- [INSTRUCTIONS FOR THE TASK]: Determine the number of lines where "icon" occurs and reply with that number by itself.

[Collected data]
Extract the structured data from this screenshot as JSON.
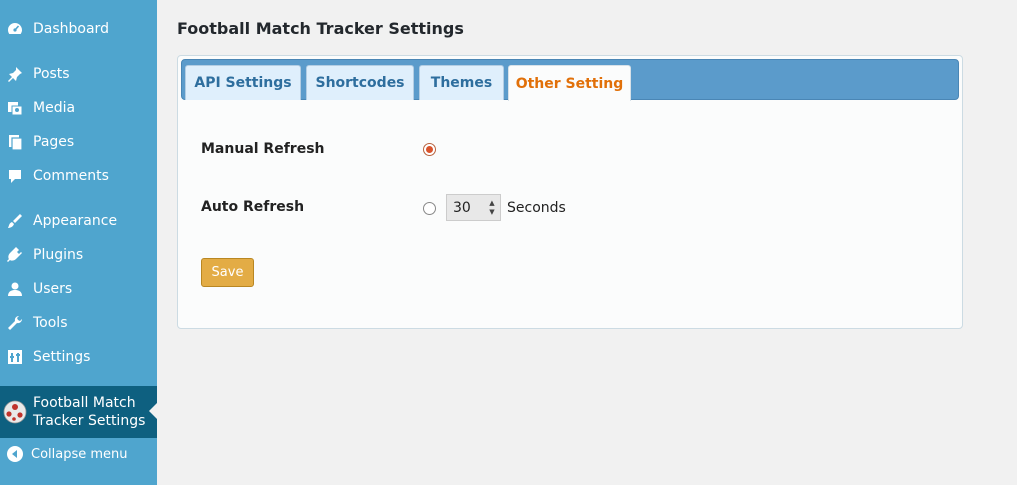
{
  "sidebar": {
    "items": [
      {
        "label": "Dashboard",
        "icon": "dashboard-icon"
      },
      {
        "label": "Posts",
        "icon": "pin-icon"
      },
      {
        "label": "Media",
        "icon": "media-icon"
      },
      {
        "label": "Pages",
        "icon": "pages-icon"
      },
      {
        "label": "Comments",
        "icon": "comments-icon"
      },
      {
        "label": "Appearance",
        "icon": "paintbrush-icon"
      },
      {
        "label": "Plugins",
        "icon": "plugin-icon"
      },
      {
        "label": "Users",
        "icon": "user-icon"
      },
      {
        "label": "Tools",
        "icon": "wrench-icon"
      },
      {
        "label": "Settings",
        "icon": "settings-icon"
      }
    ],
    "active": {
      "label": "Football Match Tracker Settings",
      "icon": "football-icon"
    },
    "collapse": {
      "label": "Collapse menu",
      "icon": "collapse-arrow-icon"
    }
  },
  "main": {
    "title": "Football Match Tracker Settings",
    "tabs": [
      {
        "label": "API Settings"
      },
      {
        "label": "Shortcodes"
      },
      {
        "label": "Themes"
      },
      {
        "label": "Other Setting",
        "active": true
      }
    ],
    "manual_refresh": {
      "label": "Manual Refresh",
      "checked": true
    },
    "auto_refresh": {
      "label": "Auto Refresh",
      "checked": false,
      "value": "30",
      "unit": "Seconds"
    },
    "save_label": "Save"
  },
  "colors": {
    "sidebar_bg": "#4fa5ce",
    "active_menu_bg": "#0e6080",
    "tab_bar_bg": "#5b9bcb",
    "active_tab_text": "#e17009",
    "save_button_bg": "#e3ac45"
  }
}
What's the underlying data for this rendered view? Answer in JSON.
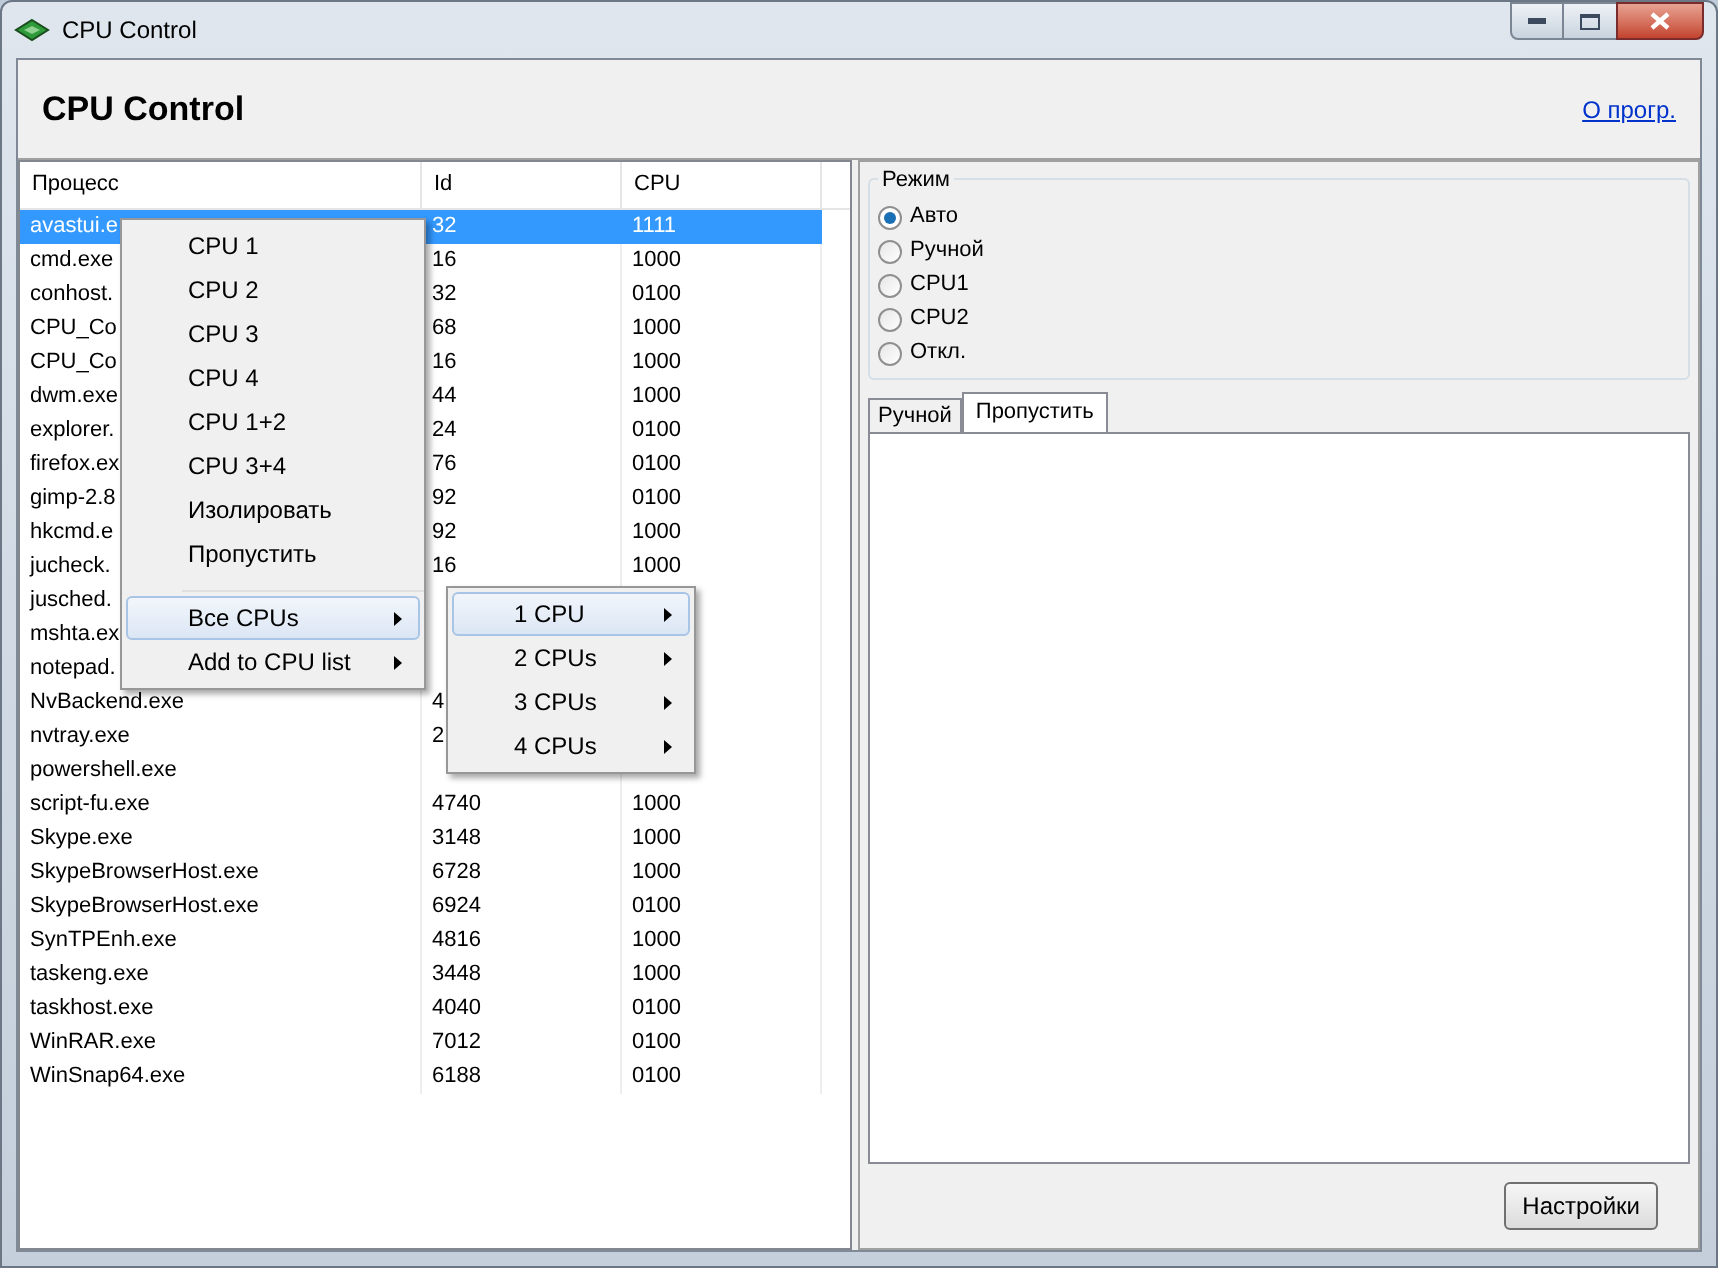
{
  "window": {
    "title": "CPU Control"
  },
  "header": {
    "title": "CPU Control",
    "link": "О прогр."
  },
  "table": {
    "columns": [
      "Процесс",
      "Id",
      "CPU"
    ],
    "rows": [
      {
        "name": "avastui.e",
        "id": "32",
        "cpu": "1111",
        "selected": true
      },
      {
        "name": "cmd.exe",
        "id": "16",
        "cpu": "1000",
        "selected": false
      },
      {
        "name": "conhost.",
        "id": "32",
        "cpu": "0100",
        "selected": false
      },
      {
        "name": "CPU_Co",
        "id": "68",
        "cpu": "1000",
        "selected": false
      },
      {
        "name": "CPU_Co",
        "id": "16",
        "cpu": "1000",
        "selected": false
      },
      {
        "name": "dwm.exe",
        "id": "44",
        "cpu": "1000",
        "selected": false
      },
      {
        "name": "explorer.",
        "id": "24",
        "cpu": "0100",
        "selected": false
      },
      {
        "name": "firefox.ex",
        "id": "76",
        "cpu": "0100",
        "selected": false
      },
      {
        "name": "gimp-2.8",
        "id": "92",
        "cpu": "0100",
        "selected": false
      },
      {
        "name": "hkcmd.e",
        "id": "92",
        "cpu": "1000",
        "selected": false
      },
      {
        "name": "jucheck.",
        "id": "16",
        "cpu": "1000",
        "selected": false
      },
      {
        "name": "jusched.",
        "selected": false
      },
      {
        "name": "mshta.ex",
        "selected": false
      },
      {
        "name": "notepad.",
        "selected": false
      },
      {
        "name": "NvBackend.exe",
        "id": "4",
        "selected": false
      },
      {
        "name": "nvtray.exe",
        "id": "2",
        "selected": false
      },
      {
        "name": "powershell.exe",
        "selected": false
      },
      {
        "name": "script-fu.exe",
        "id": "4740",
        "cpu": "1000",
        "selected": false
      },
      {
        "name": "Skype.exe",
        "id": "3148",
        "cpu": "1000",
        "selected": false
      },
      {
        "name": "SkypeBrowserHost.exe",
        "id": "6728",
        "cpu": "1000",
        "selected": false
      },
      {
        "name": "SkypeBrowserHost.exe",
        "id": "6924",
        "cpu": "0100",
        "selected": false
      },
      {
        "name": "SynTPEnh.exe",
        "id": "4816",
        "cpu": "1000",
        "selected": false
      },
      {
        "name": "taskeng.exe",
        "id": "3448",
        "cpu": "1000",
        "selected": false
      },
      {
        "name": "taskhost.exe",
        "id": "4040",
        "cpu": "0100",
        "selected": false
      },
      {
        "name": "WinRAR.exe",
        "id": "7012",
        "cpu": "0100",
        "selected": false
      },
      {
        "name": "WinSnap64.exe",
        "id": "6188",
        "cpu": "0100",
        "selected": false
      }
    ]
  },
  "context_menu": {
    "items": [
      {
        "label": "CPU 1",
        "kind": "item",
        "selected": false
      },
      {
        "label": "CPU 2",
        "kind": "item",
        "selected": false
      },
      {
        "label": "CPU 3",
        "kind": "item",
        "selected": false
      },
      {
        "label": "CPU 4",
        "kind": "item",
        "selected": false
      },
      {
        "label": "CPU 1+2",
        "kind": "item",
        "selected": false
      },
      {
        "label": "CPU 3+4",
        "kind": "item",
        "selected": false
      },
      {
        "label": "Изолировать",
        "kind": "item",
        "selected": false
      },
      {
        "label": "Пропустить",
        "kind": "item",
        "selected": false
      },
      {
        "kind": "separator"
      },
      {
        "label": "Все CPUs",
        "kind": "submenu",
        "selected": true
      },
      {
        "label": "Add to CPU list",
        "kind": "submenu",
        "selected": false
      }
    ]
  },
  "submenu": {
    "items": [
      {
        "label": "1 CPU",
        "kind": "submenu",
        "selected": true
      },
      {
        "label": "2 CPUs",
        "kind": "submenu",
        "selected": false
      },
      {
        "label": "3 CPUs",
        "kind": "submenu",
        "selected": false
      },
      {
        "label": "4 CPUs",
        "kind": "submenu",
        "selected": false
      }
    ]
  },
  "mode": {
    "title": "Режим",
    "options": [
      {
        "label": "Авто",
        "selected": true
      },
      {
        "label": "Ручной",
        "selected": false
      },
      {
        "label": "CPU1",
        "selected": false
      },
      {
        "label": "CPU2",
        "selected": false
      },
      {
        "label": "Откл.",
        "selected": false
      }
    ]
  },
  "tabs": [
    {
      "label": "Ручной",
      "selected": false
    },
    {
      "label": "Пропустить",
      "selected": true
    }
  ],
  "buttons": [
    "Настройки"
  ]
}
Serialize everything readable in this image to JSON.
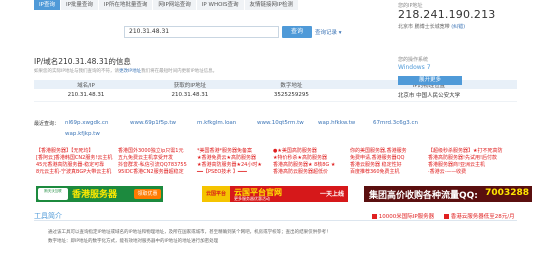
{
  "tabs": [
    "IP查询",
    "IP批量查询",
    "IP所在地批量查询",
    "网IP网站查询",
    "IP WHOIS查询",
    "友情链接网IP检测"
  ],
  "search": {
    "value": "210.31.48.31",
    "button": "查询",
    "log": "查询记录 ▾"
  },
  "result": {
    "title": "IP/域名210.31.48.31的信息",
    "note_prefix": "如果您的实际IP地址与我们查询的不符，请",
    "note_link": "更改IP地址",
    "note_suffix": "我们将在最短时间内更新IP地址信息。",
    "headers": [
      "域名/IP",
      "获取的IP地址",
      "数字地址",
      "IP的物理位置"
    ],
    "row": [
      "210.31.48.31",
      "210.31.48.31",
      "3525259295",
      "北京市 中国人民公安大学"
    ],
    "recent_label": "最近查询：",
    "recent_row1": [
      "nl69p.xwgdk.cn",
      "www.69p1f5p.tw",
      "m.kfkglm.loan",
      "www.10qt5rm.tw",
      "wap.hfkkw.tw",
      "67mrd.3c6g3.cn"
    ],
    "recent_row2": [
      "wap.kfjkp.tw"
    ]
  },
  "right_panel": {
    "my_ip_label": "您的IP地址",
    "my_ip": "218.241.190.213",
    "location_label": "北京市 鹏博士长城宽带",
    "location_link": "(纠错)",
    "os_label": "您的操作系统",
    "os": "Windows 7",
    "expand_button": "展开更多"
  },
  "ads": {
    "col1": [
      "【香港服务器】【无死均】",
      "[香阿云]香港韩国CN2服务!云主机",
      "45元香港高防服务器-稳定可靠",
      "8元云主机-宁波真BGP大带云主机"
    ],
    "col2": [
      "香港国外3000独立ip只需1元",
      "五九免费云主机享受开发",
      "抖音群发-私信引流QQ783755",
      "95IDC香港CN2服务器超稳定"
    ],
    "col3": [
      "*美国香港*服务器免备案",
      "★香港免费云★高防服务器",
      "★香港高防服务器★24小时★",
      "━━【PSEO技术 】━━━"
    ],
    "col4": [
      "●★美国高防服务器",
      "★特价秒杀★高防服务器",
      "香港高防服务器★ 8核8G ★",
      "香港高防云服务器超低价"
    ],
    "col5": [
      "你的美国服务器,香港服务",
      "免费申请,香港服务器QQ",
      "香港云服务器 稳定性好",
      "百度推荐360免费主机"
    ],
    "col6": [
      "【超级秒杀服务器】★打不死高防",
      "香港高防服务器!先试用!后付款",
      "香港服务器商!亚洲云主机",
      "·香港云·——收费"
    ],
    "banner1": {
      "logo": "斯天沃互联",
      "text": "香港服务器",
      "button": "领取优惠"
    },
    "banner2": {
      "logo": "云国平台",
      "text": "云国平台官网",
      "sub": "更多服务器优惠活动",
      "tag": "一天上线"
    },
    "banner3": {
      "text": "集团高价收购各种流量QQ:",
      "number": "7003288"
    },
    "tools_ad1": "10000米国际IP服务器",
    "tools_ad2": "香港云服务器低至28元/月"
  },
  "tools": {
    "title": "工具简介",
    "line1": "通过该工具可以查询指定IP地址或域名的IP地址和物理地址，及所在国家或城市，甚至精确到某个网吧，机房或学校等；查出的结果仅供参考！",
    "line2": "数字地址：即IP地址的数字化方式，能有效地对服务器中的IP地址的地址进行加密处理"
  }
}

- [EXERCISE OUTPUT]: 12